_GIVEN INSTRUCTION:_
Write out every entry exactly as it appears.

_ENTRIES PROVIDED:_
·····

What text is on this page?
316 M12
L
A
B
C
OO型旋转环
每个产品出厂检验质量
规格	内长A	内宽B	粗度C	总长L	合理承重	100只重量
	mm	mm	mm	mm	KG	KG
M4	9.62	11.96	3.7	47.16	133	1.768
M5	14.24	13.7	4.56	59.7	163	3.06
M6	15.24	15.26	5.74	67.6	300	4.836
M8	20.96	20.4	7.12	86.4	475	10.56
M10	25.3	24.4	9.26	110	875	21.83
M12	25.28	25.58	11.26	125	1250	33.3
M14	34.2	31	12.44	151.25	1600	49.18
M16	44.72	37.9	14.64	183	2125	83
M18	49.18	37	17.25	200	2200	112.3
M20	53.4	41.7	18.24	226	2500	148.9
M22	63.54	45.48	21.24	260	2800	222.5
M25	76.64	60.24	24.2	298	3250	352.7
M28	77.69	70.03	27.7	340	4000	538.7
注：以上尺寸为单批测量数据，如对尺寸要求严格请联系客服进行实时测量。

·····

_THE COMPLETED TASK:_
What text is on this page?
316 M12
L
A
B
C
OO型旋转环
每个产品出厂检验质量
规格	内长A	内宽B	粗度C	总长L	合理承重	100只重量
	mm	mm	mm	mm	KG	KG
M4	9.62	11.96	3.7	47.16	133	1.768
M5	14.24	13.7	4.56	59.7	163	3.06
M6	15.24	15.26	5.74	67.6	300	4.836
M8	20.96	20.4	7.12	86.4	475	10.56
M10	25.3	24.4	9.26	110	875	21.83
M12	25.28	25.58	11.26	125	1250	33.3
M14	34.2	31	12.44	151.25	1600	49.18
M16	44.72	37.9	14.64	183	2125	83
M18	49.18	37	17.25	200	2200	112.3
M20	53.4	41.7	18.24	226	2500	148.9
M22	63.54	45.48	21.24	260	2800	222.5
M25	76.64	60.24	24.2	298	3250	352.7
M28	77.69	70.03	27.7	340	4000	538.7
注：以上尺寸为单批测量数据，如对尺寸要求严格请联系客服进行实时测量。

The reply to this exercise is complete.